**THE REQUEST**
Retype all of the listing exactly, passing over any picture you find.

**DATA LISTING**
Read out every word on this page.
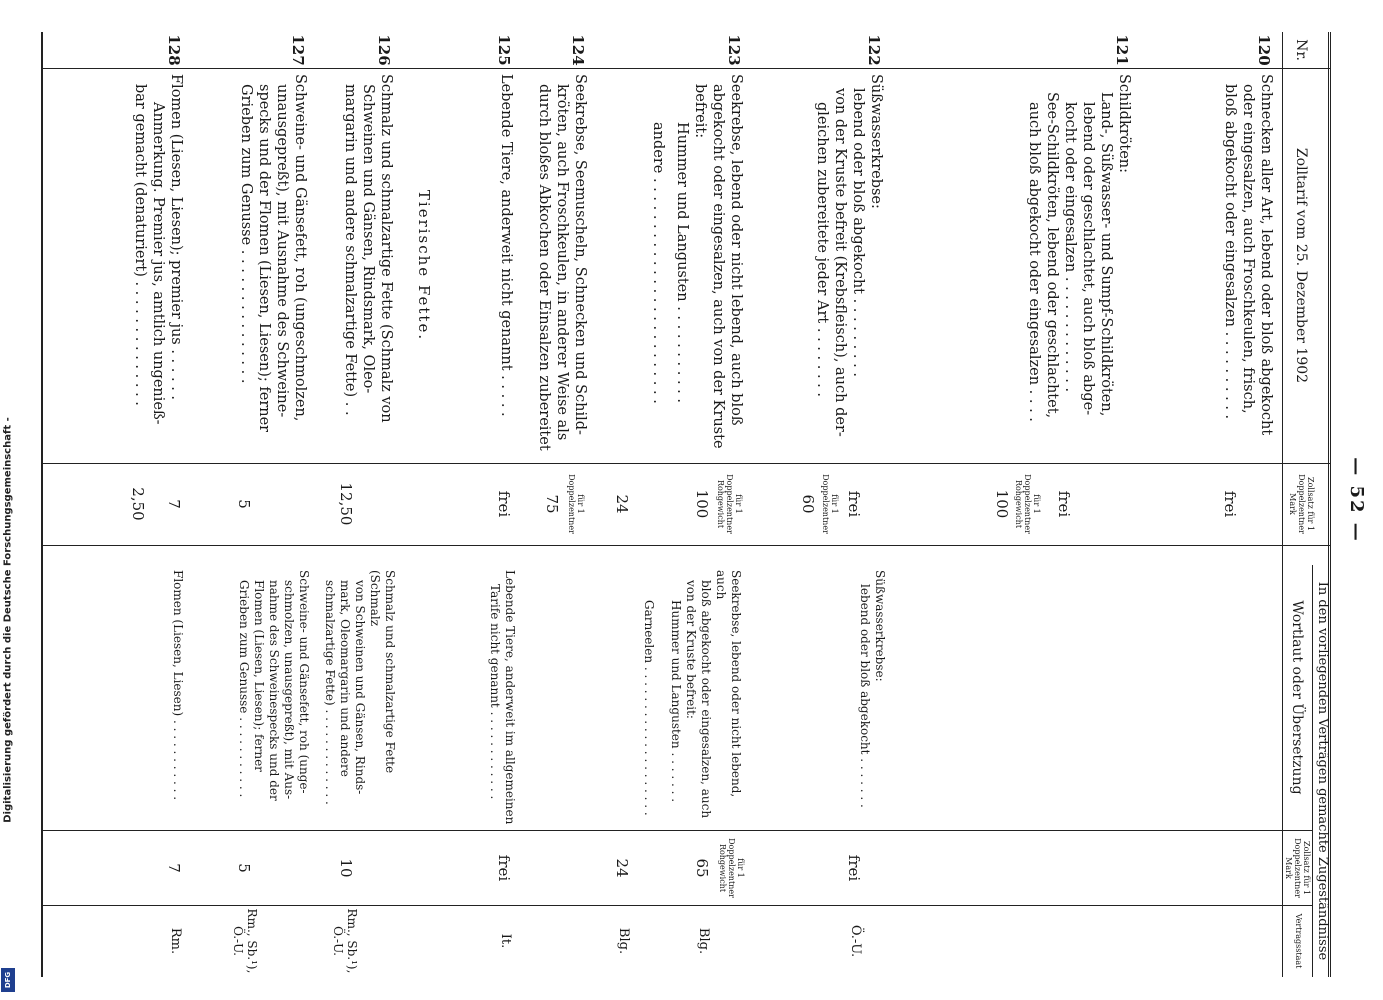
Digitalisierung gefördert durch die Deutsche Forschungsgemeinschaft -
DFG
— 52 —
Nr.
Zolltarif vom 25. Dezember 1902
Zollsatz für 1 Doppelzentner Mark
In den vorliegenden Verträgen gemachte Zugeständnisse
Wortlaut oder Übersetzung
Zollsatz für 1 Doppelzentner Mark
Vertragsstaat
120
Schnecken aller Art, lebend oder bloß abgekocht
oder eingesalzen, auch Froschkeulen, frisch,
bloß abgekocht oder eingesalzen . . . . . . . . . .
frei
121
Schildkröten:
Land-, Süßwasser- und Sumpf-Schildkröten,
lebend oder geschlachtet, auch bloß abge-
kocht oder eingesalzen . . . . . . . . . . . . .
See-Schildkröten, lebend oder geschlachtet,
auch bloß abgekocht oder eingesalzen . . . .
frei
für 1 Doppelzentner Rohgewicht
100
122
Süßwasserkrebse:
lebend oder bloß abgekocht . . . . . . . . .
von der Kruste befreit (Krebsfleisch), auch der-
gleichen zubereitete jeder Art . . . . . . . .
frei
für 1 Doppelzentner
60
Süßwasserkrebse:
lebend oder bloß abgekocht . . . . . . .
frei
Ö.-U.
123
Seekrebse, lebend oder nicht lebend, auch bloß
abgekocht oder eingesalzen, auch von der Kruste
befreit:
Hummer und Langusten . . . . . . . . . . .
andere . . . . . . . . . . . . . . . . . . . . . . . . .
für 1 Doppelzentner Rohgewicht
100
24
Seekrebse, lebend oder nicht lebend, auch
bloß abgekocht oder eingesalzen, auch
von der Kruste befreit:
Hummer und Langusten . . . . . . .
Garneelen . . . . . . . . . . . . . . . . . . . .
für 1 Doppelzentner Rohgewicht
65
24
Blg.
Blg.
124
Seekrebse, Seemuscheln, Schnecken und Schild-
kröten, auch Froschkeulen, in anderer Weise als
durch bloßes Abkochen oder Einsalzen zubereitet
für 1 Doppelzentner
75
125
Lebende Tiere, anderweit nicht genannt . . . . .
frei
Lebende Tiere, anderweit im allgemeinen
Tarife nicht genannt . . . . . . . . . . . .
frei
It.
Tierische Fette.
126
Schmalz und schmalzartige Fette (Schmalz von
Schweinen und Gänsen, Rindsmark, Oleo-
margarin und andere schmalzartige Fette) . .
12,50
Schmalz und schmalzartige Fette (Schmalz
von Schweinen und Gänsen, Rinds-
mark, Oleomargarin und andere
schmalzartige Fette) . . . . . . . . . . . . .
10
Rm., Sb.¹), Ö.-U.
127
Schweine- und Gänsefett, roh (ungeschmolzen,
unausgepreßt), mit Ausnahme des Schweine-
specks und der Flomen (Liesen, Liesen); ferner
Grieben zum Genusse . . . . . . . . . . . . . . .
5
Schweine- und Gänsefett, roh (unge-
schmolzen, unausgepreßt), mit Aus-
nahme des Schweinespecks und der
Flomen (Liesen, Liesen); ferner
Grieben zum Genusse . . . . . . . . . . .
5
Rm., Sb.¹), Ö.-U.
128
Flomen (Liesen, Liesen); premier jus . . . . . .
Anmerkung. Premier jus, amtlich ungenieß-
bar gemacht (denaturiert) . . . . . . . . . . . . . .
7
2,50
Flomen (Liesen, Liesen) . . . . . . . . . . .
7
Rm.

**WRITTEN REPLY**
Read out every word on this page.
Digitalisierung gefördert durch die Deutsche Forschungsgemeinschaft -
DFG
— 52 —
Nr.
Zolltarif vom 25. Dezember 1902
Zollsatz für 1 Doppelzentner Mark
In den vorliegenden Verträgen gemachte Zugeständnisse
Wortlaut oder Übersetzung
Zollsatz für 1 Doppelzentner Mark
Vertragsstaat
120
Schnecken aller Art, lebend oder bloß abgekocht
oder eingesalzen, auch Froschkeulen, frisch,
bloß abgekocht oder eingesalzen . . . . . . . . . .
frei
121
Schildkröten:
Land-, Süßwasser- und Sumpf-Schildkröten,
lebend oder geschlachtet, auch bloß abge-
kocht oder eingesalzen . . . . . . . . . . . . .
See-Schildkröten, lebend oder geschlachtet,
auch bloß abgekocht oder eingesalzen . . . .
frei
für 1 Doppelzentner Rohgewicht
100
122
Süßwasserkrebse:
lebend oder bloß abgekocht . . . . . . . . .
von der Kruste befreit (Krebsfleisch), auch der-
gleichen zubereitete jeder Art . . . . . . . .
frei
für 1 Doppelzentner
60
Süßwasserkrebse:
lebend oder bloß abgekocht . . . . . . .
frei
Ö.-U.
123
Seekrebse, lebend oder nicht lebend, auch bloß
abgekocht oder eingesalzen, auch von der Kruste
befreit:
Hummer und Langusten . . . . . . . . . . .
andere . . . . . . . . . . . . . . . . . . . . . . . . .
für 1 Doppelzentner Rohgewicht
100
24
Seekrebse, lebend oder nicht lebend, auch
bloß abgekocht oder eingesalzen, auch
von der Kruste befreit:
Hummer und Langusten . . . . . . .
Garneelen . . . . . . . . . . . . . . . . . . . .
für 1 Doppelzentner Rohgewicht
65
24
Blg.
Blg.
124
Seekrebse, Seemuscheln, Schnecken und Schild-
kröten, auch Froschkeulen, in anderer Weise als
durch bloßes Abkochen oder Einsalzen zubereitet
für 1 Doppelzentner
75
125
Lebende Tiere, anderweit nicht genannt . . . . .
frei
Lebende Tiere, anderweit im allgemeinen
Tarife nicht genannt . . . . . . . . . . . .
frei
It.
Tierische Fette.
126
Schmalz und schmalzartige Fette (Schmalz von
Schweinen und Gänsen, Rindsmark, Oleo-
margarin und andere schmalzartige Fette) . .
12,50
Schmalz und schmalzartige Fette (Schmalz
von Schweinen und Gänsen, Rinds-
mark, Oleomargarin und andere
schmalzartige Fette) . . . . . . . . . . . . .
10
Rm., Sb.¹), Ö.-U.
127
Schweine- und Gänsefett, roh (ungeschmolzen,
unausgepreßt), mit Ausnahme des Schweine-
specks und der Flomen (Liesen, Liesen); ferner
Grieben zum Genusse . . . . . . . . . . . . . . .
5
Schweine- und Gänsefett, roh (unge-
schmolzen, unausgepreßt), mit Aus-
nahme des Schweinespecks und der
Flomen (Liesen, Liesen); ferner
Grieben zum Genusse . . . . . . . . . . .
5
Rm., Sb.¹), Ö.-U.
128
Flomen (Liesen, Liesen); premier jus . . . . . .
Anmerkung. Premier jus, amtlich ungenieß-
bar gemacht (denaturiert) . . . . . . . . . . . . . .
7
2,50
Flomen (Liesen, Liesen) . . . . . . . . . . .
7
Rm.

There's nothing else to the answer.